WORK INSTRUCTIONS — What follows is a set of records. Repeat them word for word.

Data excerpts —
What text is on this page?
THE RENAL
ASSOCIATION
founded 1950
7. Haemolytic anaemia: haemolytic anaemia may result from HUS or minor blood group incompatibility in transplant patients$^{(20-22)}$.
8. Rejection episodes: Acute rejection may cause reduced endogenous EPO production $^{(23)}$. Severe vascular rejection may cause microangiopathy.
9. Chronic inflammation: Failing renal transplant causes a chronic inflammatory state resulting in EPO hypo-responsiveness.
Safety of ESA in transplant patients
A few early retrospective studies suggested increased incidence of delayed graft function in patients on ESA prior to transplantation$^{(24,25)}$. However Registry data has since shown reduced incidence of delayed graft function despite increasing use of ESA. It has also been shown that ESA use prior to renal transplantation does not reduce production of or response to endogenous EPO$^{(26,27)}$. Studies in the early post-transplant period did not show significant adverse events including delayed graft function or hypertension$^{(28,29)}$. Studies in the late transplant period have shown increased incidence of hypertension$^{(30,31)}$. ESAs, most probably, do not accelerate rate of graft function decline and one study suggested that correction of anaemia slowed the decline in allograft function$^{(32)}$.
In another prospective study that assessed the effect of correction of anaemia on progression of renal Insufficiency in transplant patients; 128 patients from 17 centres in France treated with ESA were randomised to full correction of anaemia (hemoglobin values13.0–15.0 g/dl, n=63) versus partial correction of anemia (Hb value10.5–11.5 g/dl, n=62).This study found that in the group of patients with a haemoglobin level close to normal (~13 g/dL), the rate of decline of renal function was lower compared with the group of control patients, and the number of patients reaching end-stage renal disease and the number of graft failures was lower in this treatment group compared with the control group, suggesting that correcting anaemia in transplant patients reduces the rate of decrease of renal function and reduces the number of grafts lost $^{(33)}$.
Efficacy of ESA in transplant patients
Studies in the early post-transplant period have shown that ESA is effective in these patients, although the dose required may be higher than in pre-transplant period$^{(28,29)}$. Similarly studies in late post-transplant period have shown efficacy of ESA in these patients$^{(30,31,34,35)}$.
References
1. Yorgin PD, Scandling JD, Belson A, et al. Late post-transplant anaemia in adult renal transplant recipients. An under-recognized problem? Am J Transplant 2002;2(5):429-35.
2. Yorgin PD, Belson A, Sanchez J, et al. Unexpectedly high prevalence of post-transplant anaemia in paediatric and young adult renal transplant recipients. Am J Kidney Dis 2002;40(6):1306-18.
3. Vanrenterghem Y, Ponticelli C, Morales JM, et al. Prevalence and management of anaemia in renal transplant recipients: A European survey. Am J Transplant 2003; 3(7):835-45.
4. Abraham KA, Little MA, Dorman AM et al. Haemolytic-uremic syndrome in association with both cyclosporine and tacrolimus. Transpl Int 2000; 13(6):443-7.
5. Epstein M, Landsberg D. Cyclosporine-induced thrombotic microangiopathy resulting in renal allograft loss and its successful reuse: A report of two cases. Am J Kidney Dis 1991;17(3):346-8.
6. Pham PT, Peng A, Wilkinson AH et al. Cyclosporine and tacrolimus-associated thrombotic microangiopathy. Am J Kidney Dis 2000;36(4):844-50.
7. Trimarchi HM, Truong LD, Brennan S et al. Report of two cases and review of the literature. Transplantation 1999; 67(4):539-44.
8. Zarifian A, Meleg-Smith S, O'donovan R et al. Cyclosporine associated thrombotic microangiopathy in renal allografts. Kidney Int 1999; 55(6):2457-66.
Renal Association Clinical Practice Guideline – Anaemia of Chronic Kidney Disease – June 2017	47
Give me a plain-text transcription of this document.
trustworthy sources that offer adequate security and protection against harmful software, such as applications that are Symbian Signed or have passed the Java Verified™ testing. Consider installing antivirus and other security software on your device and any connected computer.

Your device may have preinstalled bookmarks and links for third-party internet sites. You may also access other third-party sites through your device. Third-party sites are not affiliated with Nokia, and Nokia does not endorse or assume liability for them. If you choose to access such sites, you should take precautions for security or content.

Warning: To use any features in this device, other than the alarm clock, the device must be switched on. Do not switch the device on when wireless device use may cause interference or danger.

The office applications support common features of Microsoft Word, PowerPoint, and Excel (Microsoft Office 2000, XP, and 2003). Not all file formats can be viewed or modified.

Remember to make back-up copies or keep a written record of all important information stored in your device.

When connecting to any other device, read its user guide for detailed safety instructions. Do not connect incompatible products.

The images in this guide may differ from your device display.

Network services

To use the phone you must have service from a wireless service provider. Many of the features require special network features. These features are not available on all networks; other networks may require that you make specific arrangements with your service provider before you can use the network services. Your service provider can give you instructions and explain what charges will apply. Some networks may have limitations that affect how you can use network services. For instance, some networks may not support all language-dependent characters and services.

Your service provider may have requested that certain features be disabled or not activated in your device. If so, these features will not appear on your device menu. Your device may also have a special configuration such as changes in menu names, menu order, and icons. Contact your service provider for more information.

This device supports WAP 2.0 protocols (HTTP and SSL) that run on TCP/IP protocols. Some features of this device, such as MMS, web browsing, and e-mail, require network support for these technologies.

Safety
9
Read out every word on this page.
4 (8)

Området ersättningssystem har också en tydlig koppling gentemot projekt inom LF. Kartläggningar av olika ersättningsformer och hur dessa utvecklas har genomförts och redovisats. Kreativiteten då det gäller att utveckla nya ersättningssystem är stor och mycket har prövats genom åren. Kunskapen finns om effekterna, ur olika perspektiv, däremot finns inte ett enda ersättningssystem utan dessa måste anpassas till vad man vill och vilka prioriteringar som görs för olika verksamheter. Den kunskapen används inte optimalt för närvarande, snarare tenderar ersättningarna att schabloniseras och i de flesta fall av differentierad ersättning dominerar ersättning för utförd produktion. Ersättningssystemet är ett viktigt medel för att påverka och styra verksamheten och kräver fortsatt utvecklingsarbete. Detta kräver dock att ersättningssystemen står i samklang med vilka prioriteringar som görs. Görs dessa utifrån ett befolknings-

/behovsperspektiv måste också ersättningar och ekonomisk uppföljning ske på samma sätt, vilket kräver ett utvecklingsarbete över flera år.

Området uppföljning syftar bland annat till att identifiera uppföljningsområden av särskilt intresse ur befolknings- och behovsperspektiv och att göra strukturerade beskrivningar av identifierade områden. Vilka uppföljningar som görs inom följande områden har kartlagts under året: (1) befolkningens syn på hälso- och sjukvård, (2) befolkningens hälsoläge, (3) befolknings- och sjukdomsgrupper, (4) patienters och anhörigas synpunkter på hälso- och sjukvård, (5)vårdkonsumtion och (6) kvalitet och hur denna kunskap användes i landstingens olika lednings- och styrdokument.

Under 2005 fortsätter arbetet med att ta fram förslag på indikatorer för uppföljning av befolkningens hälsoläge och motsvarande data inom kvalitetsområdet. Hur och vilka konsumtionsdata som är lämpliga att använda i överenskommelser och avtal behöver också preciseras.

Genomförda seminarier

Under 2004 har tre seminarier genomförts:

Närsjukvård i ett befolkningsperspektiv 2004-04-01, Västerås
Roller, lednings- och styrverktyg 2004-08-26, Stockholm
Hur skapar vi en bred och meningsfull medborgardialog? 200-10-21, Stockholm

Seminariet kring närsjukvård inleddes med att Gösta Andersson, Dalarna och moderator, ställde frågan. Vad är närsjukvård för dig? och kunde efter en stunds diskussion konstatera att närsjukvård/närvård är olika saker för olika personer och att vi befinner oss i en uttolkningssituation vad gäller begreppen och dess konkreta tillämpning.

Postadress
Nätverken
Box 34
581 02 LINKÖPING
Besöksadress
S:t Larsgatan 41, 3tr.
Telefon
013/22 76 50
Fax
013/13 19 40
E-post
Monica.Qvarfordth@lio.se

ANSWER BOX —
What text is on this page?
THE RENAL
ASSOCIATION
founded 1950
7. Haemolytic anaemia: haemolytic anaemia may result from HUS or minor blood group incompatibility in transplant patients$^{(20-22)}$.
8. Rejection episodes: Acute rejection may cause reduced endogenous EPO production $^{(23)}$. Severe vascular rejection may cause microangiopathy.
9. Chronic inflammation: Failing renal transplant causes a chronic inflammatory state resulting in EPO hypo-responsiveness.
Safety of ESA in transplant patients
A few early retrospective studies suggested increased incidence of delayed graft function in patients on ESA prior to transplantation$^{(24,25)}$. However Registry data has since shown reduced incidence of delayed graft function despite increasing use of ESA. It has also been shown that ESA use prior to renal transplantation does not reduce production of or response to endogenous EPO$^{(26,27)}$. Studies in the early post-transplant period did not show significant adverse events including delayed graft function or hypertension$^{(28,29)}$. Studies in the late transplant period have shown increased incidence of hypertension$^{(30,31)}$. ESAs, most probably, do not accelerate rate of graft function decline and one study suggested that correction of anaemia slowed the decline in allograft function$^{(32)}$.
In another prospective study that assessed the effect of correction of anaemia on progression of renal Insufficiency in transplant patients; 128 patients from 17 centres in France treated with ESA were randomised to full correction of anaemia (hemoglobin values13.0–15.0 g/dl, n=63) versus partial correction of anemia (Hb value10.5–11.5 g/dl, n=62).This study found that in the group of patients with a haemoglobin level close to normal (~13 g/dL), the rate of decline of renal function was lower compared with the group of control patients, and the number of patients reaching end-stage renal disease and the number of graft failures was lower in this treatment group compared with the control group, suggesting that correcting anaemia in transplant patients reduces the rate of decrease of renal function and reduces the number of grafts lost $^{(33)}$.
Efficacy of ESA in transplant patients
Studies in the early post-transplant period have shown that ESA is effective in these patients, although the dose required may be higher than in pre-transplant period$^{(28,29)}$. Similarly studies in late post-transplant period have shown efficacy of ESA in these patients$^{(30,31,34,35)}$.
References
1. Yorgin PD, Scandling JD, Belson A, et al. Late post-transplant anaemia in adult renal transplant recipients. An under-recognized problem? Am J Transplant 2002;2(5):429-35.
2. Yorgin PD, Belson A, Sanchez J, et al. Unexpectedly high prevalence of post-transplant anaemia in paediatric and young adult renal transplant recipients. Am J Kidney Dis 2002;40(6):1306-18.
3. Vanrenterghem Y, Ponticelli C, Morales JM, et al. Prevalence and management of anaemia in renal transplant recipients: A European survey. Am J Transplant 2003; 3(7):835-45.
4. Abraham KA, Little MA, Dorman AM et al. Haemolytic-uremic syndrome in association with both cyclosporine and tacrolimus. Transpl Int 2000; 13(6):443-7.
5. Epstein M, Landsberg D. Cyclosporine-induced thrombotic microangiopathy resulting in renal allograft loss and its successful reuse: A report of two cases. Am J Kidney Dis 1991;17(3):346-8.
6. Pham PT, Peng A, Wilkinson AH et al. Cyclosporine and tacrolimus-associated thrombotic microangiopathy. Am J Kidney Dis 2000;36(4):844-50.
7. Trimarchi HM, Truong LD, Brennan S et al. Report of two cases and review of the literature. Transplantation 1999; 67(4):539-44.
8. Zarifian A, Meleg-Smith S, O'donovan R et al. Cyclosporine associated thrombotic microangiopathy in renal allografts. Kidney Int 1999; 55(6):2457-66.
Renal Association Clinical Practice Guideline – Anaemia of Chronic Kidney Disease – June 2017	47
Give me a plain-text transcription of this document.
trustworthy sources that offer adequate security and protection against harmful software, such as applications that are Symbian Signed or have passed the Java Verified™ testing. Consider installing antivirus and other security software on your device and any connected computer.

Your device may have preinstalled bookmarks and links for third-party internet sites. You may also access other third-party sites through your device. Third-party sites are not affiliated with Nokia, and Nokia does not endorse or assume liability for them. If you choose to access such sites, you should take precautions for security or content.

Warning: To use any features in this device, other than the alarm clock, the device must be switched on. Do not switch the device on when wireless device use may cause interference or danger.

The office applications support common features of Microsoft Word, PowerPoint, and Excel (Microsoft Office 2000, XP, and 2003). Not all file formats can be viewed or modified.

Remember to make back-up copies or keep a written record of all important information stored in your device.

When connecting to any other device, read its user guide for detailed safety instructions. Do not connect incompatible products.

The images in this guide may differ from your device display.

Network services

To use the phone you must have service from a wireless service provider. Many of the features require special network features. These features are not available on all networks; other networks may require that you make specific arrangements with your service provider before you can use the network services. Your service provider can give you instructions and explain what charges will apply. Some networks may have limitations that affect how you can use network services. For instance, some networks may not support all language-dependent characters and services.

Your service provider may have requested that certain features be disabled or not activated in your device. If so, these features will not appear on your device menu. Your device may also have a special configuration such as changes in menu names, menu order, and icons. Contact your service provider for more information.

This device supports WAP 2.0 protocols (HTTP and SSL) that run on TCP/IP protocols. Some features of this device, such as MMS, web browsing, and e-mail, require network support for these technologies.

Safety
9
Read out every word on this page.
4 (8)

Området ersättningssystem har också en tydlig koppling gentemot projekt inom LF. Kartläggningar av olika ersättningsformer och hur dessa utvecklas har genomförts och redovisats. Kreativiteten då det gäller att utveckla nya ersättningssystem är stor och mycket har prövats genom åren. Kunskapen finns om effekterna, ur olika perspektiv, däremot finns inte ett enda ersättningssystem utan dessa måste anpassas till vad man vill och vilka prioriteringar som görs för olika verksamheter. Den kunskapen används inte optimalt för närvarande, snarare tenderar ersättningarna att schabloniseras och i de flesta fall av differentierad ersättning dominerar ersättning för utförd produktion. Ersättningssystemet är ett viktigt medel för att påverka och styra verksamheten och kräver fortsatt utvecklingsarbete. Detta kräver dock att ersättningssystemen står i samklang med vilka prioriteringar som görs. Görs dessa utifrån ett befolknings-

/behovsperspektiv måste också ersättningar och ekonomisk uppföljning ske på samma sätt, vilket kräver ett utvecklingsarbete över flera år.

Området uppföljning syftar bland annat till att identifiera uppföljningsområden av särskilt intresse ur befolknings- och behovsperspektiv och att göra strukturerade beskrivningar av identifierade områden. Vilka uppföljningar som görs inom följande områden har kartlagts under året: (1) befolkningens syn på hälso- och sjukvård, (2) befolkningens hälsoläge, (3) befolknings- och sjukdomsgrupper, (4) patienters och anhörigas synpunkter på hälso- och sjukvård, (5)vårdkonsumtion och (6) kvalitet och hur denna kunskap användes i landstingens olika lednings- och styrdokument.

Under 2005 fortsätter arbetet med att ta fram förslag på indikatorer för uppföljning av befolkningens hälsoläge och motsvarande data inom kvalitetsområdet. Hur och vilka konsumtionsdata som är lämpliga att använda i överenskommelser och avtal behöver också preciseras.

Genomförda seminarier

Under 2004 har tre seminarier genomförts:

Närsjukvård i ett befolkningsperspektiv 2004-04-01, Västerås
Roller, lednings- och styrverktyg 2004-08-26, Stockholm
Hur skapar vi en bred och meningsfull medborgardialog? 200-10-21, Stockholm

Seminariet kring närsjukvård inleddes med att Gösta Andersson, Dalarna och moderator, ställde frågan. Vad är närsjukvård för dig? och kunde efter en stunds diskussion konstatera att närsjukvård/närvård är olika saker för olika personer och att vi befinner oss i en uttolkningssituation vad gäller begreppen och dess konkreta tillämpning.

Postadress
Nätverken
Box 34
581 02 LINKÖPING
Besöksadress
S:t Larsgatan 41, 3tr.
Telefon
013/22 76 50
Fax
013/13 19 40
E-post
Monica.Qvarfordth@lio.se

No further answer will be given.